_WHAT THE TASK REQUIRES_
Reply with one number only, the count of lines holding the string "Госстандарт".

Items from a dataset
:::
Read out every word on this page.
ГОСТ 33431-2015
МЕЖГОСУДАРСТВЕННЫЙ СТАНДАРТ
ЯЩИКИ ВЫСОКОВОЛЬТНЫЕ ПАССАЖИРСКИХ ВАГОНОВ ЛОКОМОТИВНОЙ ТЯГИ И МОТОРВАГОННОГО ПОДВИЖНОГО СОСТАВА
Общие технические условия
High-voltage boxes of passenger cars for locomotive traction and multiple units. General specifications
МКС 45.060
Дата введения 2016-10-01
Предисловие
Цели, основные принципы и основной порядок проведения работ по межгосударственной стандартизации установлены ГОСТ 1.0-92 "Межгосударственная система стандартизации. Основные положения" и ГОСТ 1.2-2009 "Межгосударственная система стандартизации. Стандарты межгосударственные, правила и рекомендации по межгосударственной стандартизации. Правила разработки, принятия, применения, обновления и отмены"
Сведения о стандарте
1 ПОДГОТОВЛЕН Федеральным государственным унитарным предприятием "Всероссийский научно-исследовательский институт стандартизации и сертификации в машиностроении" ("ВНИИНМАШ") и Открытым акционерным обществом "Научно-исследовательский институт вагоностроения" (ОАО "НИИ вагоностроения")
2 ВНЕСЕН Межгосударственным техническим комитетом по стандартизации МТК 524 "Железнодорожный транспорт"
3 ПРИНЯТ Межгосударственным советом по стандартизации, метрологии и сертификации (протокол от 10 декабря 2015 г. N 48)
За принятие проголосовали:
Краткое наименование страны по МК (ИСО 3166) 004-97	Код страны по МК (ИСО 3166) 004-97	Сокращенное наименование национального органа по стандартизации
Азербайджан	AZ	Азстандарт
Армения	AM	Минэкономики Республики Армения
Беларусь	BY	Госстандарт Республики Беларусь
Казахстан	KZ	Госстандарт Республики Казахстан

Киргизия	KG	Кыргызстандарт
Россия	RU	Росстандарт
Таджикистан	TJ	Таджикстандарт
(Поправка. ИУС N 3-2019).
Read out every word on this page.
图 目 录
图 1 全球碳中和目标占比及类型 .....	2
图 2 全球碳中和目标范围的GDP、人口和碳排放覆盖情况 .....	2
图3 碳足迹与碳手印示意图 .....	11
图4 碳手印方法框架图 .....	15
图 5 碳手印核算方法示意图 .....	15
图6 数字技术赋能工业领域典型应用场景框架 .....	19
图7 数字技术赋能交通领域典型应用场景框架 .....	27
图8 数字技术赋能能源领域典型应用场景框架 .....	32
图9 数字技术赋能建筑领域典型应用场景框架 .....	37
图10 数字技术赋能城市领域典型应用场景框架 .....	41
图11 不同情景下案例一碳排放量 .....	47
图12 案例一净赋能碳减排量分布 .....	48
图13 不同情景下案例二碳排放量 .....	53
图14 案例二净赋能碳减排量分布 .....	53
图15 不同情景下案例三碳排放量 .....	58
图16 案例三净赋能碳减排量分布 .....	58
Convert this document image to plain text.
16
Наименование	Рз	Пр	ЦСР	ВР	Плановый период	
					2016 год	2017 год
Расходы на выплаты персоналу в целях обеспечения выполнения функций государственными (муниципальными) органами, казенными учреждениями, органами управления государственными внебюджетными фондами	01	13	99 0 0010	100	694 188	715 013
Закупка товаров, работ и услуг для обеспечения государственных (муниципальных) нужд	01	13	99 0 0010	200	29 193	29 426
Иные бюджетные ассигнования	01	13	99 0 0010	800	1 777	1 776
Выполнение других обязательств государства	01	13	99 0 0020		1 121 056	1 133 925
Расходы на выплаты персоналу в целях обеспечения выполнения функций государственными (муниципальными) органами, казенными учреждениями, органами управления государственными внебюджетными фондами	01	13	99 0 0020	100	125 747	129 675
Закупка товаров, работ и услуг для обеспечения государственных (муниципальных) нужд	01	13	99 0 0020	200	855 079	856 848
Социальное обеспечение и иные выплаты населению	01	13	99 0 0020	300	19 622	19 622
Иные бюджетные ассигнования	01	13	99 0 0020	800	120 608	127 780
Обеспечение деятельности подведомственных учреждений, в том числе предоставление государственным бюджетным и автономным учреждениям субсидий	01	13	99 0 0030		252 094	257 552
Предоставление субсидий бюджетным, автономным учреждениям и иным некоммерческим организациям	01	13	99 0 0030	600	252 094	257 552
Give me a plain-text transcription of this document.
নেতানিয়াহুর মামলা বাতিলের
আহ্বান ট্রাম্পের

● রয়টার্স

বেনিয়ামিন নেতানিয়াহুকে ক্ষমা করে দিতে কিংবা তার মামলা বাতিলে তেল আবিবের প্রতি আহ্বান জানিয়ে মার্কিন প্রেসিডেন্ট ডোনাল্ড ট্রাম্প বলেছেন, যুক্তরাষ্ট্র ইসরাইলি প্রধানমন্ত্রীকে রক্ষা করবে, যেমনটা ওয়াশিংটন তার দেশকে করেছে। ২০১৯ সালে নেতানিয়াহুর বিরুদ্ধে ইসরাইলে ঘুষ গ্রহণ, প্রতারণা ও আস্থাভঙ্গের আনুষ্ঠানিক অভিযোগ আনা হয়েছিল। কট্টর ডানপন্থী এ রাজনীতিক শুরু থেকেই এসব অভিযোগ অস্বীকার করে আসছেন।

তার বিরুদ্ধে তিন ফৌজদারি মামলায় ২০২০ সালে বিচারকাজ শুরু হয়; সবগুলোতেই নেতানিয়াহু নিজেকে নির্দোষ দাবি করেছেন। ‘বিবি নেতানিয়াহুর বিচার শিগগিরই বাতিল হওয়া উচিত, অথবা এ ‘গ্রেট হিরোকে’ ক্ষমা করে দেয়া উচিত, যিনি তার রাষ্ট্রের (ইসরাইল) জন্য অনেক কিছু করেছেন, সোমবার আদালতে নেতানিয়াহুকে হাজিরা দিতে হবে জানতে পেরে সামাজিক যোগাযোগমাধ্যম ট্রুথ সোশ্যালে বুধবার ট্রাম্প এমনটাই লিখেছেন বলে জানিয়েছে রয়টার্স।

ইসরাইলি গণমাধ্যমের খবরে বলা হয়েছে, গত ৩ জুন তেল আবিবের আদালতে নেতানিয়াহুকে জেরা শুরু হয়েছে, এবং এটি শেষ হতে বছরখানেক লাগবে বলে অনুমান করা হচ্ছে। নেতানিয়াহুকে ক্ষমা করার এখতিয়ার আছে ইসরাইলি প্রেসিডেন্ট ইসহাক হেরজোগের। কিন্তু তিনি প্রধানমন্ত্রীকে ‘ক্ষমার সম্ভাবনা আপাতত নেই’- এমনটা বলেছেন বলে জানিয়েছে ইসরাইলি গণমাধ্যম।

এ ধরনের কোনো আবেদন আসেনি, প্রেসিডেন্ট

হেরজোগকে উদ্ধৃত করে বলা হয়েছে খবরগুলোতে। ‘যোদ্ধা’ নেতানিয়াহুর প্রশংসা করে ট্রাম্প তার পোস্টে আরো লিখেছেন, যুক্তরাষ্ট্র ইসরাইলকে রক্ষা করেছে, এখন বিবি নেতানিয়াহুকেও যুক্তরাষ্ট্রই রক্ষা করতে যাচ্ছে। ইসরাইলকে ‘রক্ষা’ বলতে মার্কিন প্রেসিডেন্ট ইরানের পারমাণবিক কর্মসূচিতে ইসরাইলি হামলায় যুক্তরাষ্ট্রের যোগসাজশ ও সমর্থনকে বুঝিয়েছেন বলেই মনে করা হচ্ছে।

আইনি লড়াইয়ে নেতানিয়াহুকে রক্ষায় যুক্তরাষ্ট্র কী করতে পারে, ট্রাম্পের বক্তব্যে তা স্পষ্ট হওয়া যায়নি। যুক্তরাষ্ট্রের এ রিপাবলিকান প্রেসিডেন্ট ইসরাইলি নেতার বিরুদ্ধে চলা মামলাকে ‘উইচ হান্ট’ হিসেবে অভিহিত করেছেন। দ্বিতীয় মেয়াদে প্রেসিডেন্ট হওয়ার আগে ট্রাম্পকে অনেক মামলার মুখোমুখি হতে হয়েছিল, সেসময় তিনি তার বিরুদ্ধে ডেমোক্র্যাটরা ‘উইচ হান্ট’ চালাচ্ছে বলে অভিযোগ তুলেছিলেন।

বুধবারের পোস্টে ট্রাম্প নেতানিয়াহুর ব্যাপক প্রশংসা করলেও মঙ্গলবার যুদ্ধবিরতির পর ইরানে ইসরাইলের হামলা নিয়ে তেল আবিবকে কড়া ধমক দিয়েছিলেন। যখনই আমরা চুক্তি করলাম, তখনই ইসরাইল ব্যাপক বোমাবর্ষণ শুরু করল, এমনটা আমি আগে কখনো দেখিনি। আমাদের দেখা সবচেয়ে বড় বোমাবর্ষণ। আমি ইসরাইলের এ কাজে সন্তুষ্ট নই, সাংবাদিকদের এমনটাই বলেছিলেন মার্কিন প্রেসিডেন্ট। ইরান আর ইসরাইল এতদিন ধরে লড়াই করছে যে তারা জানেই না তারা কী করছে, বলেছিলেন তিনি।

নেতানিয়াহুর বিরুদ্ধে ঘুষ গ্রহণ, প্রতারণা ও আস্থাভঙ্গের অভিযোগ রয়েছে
:::
_COMPLETED TASK_
2